WRITTEN REQUEST:
Copy every line of the data that includes the string "sessions".

Entries from a dataset:
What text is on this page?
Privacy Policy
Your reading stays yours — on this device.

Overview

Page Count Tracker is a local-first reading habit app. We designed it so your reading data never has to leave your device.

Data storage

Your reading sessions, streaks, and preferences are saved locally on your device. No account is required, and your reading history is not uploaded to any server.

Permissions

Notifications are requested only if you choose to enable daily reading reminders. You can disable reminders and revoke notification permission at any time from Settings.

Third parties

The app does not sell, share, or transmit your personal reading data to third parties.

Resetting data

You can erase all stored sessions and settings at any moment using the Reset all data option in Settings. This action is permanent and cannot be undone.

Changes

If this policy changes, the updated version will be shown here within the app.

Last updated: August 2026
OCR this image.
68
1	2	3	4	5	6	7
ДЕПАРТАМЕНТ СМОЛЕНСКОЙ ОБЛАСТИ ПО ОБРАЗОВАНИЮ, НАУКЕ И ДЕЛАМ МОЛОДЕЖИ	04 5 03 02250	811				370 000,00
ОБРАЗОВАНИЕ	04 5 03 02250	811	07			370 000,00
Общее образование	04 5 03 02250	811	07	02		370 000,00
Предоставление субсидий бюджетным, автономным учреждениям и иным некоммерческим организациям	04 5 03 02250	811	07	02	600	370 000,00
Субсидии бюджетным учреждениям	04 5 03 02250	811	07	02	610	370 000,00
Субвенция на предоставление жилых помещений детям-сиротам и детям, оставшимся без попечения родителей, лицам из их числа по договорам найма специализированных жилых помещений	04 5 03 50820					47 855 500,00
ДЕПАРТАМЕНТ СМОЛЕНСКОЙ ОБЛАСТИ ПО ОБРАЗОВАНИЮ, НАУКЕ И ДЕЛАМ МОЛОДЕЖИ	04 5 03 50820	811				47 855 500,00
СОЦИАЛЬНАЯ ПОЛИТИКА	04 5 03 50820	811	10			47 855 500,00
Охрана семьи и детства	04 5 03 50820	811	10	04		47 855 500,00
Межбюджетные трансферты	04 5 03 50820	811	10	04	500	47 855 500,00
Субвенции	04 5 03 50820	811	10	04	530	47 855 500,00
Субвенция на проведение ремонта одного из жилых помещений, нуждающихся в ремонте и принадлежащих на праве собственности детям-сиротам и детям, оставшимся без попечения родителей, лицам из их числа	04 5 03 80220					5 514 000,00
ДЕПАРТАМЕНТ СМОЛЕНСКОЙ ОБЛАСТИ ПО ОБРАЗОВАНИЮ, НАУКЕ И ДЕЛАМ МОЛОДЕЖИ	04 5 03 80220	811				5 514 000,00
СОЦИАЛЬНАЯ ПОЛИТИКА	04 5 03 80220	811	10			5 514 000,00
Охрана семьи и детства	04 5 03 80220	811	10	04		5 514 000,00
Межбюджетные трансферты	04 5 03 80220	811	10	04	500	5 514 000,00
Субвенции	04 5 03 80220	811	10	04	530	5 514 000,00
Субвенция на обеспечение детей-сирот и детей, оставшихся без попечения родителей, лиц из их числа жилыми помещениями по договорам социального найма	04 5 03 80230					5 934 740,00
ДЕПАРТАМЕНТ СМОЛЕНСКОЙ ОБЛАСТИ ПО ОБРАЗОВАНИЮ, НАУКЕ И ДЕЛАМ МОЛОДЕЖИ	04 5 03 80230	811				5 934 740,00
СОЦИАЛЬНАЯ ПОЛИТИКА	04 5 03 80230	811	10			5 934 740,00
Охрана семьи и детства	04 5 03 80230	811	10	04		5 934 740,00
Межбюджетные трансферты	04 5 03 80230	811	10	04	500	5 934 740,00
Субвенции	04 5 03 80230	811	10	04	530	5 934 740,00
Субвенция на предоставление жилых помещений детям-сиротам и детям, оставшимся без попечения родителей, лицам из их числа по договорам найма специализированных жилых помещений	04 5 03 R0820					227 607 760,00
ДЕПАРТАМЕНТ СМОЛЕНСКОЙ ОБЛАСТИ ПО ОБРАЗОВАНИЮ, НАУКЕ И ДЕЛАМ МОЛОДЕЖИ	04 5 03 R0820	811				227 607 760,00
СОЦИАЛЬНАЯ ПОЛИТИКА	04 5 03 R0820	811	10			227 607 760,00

ANSWER TO THE EXERCISE:
Your reading sessions, streaks, and preferences are saved locally on your device. No account is required, and your reading history is not uploaded to any server.
You can erase all stored sessions and settings at any moment using the Reset all data option in Settings. This action is permanent and cannot be undone.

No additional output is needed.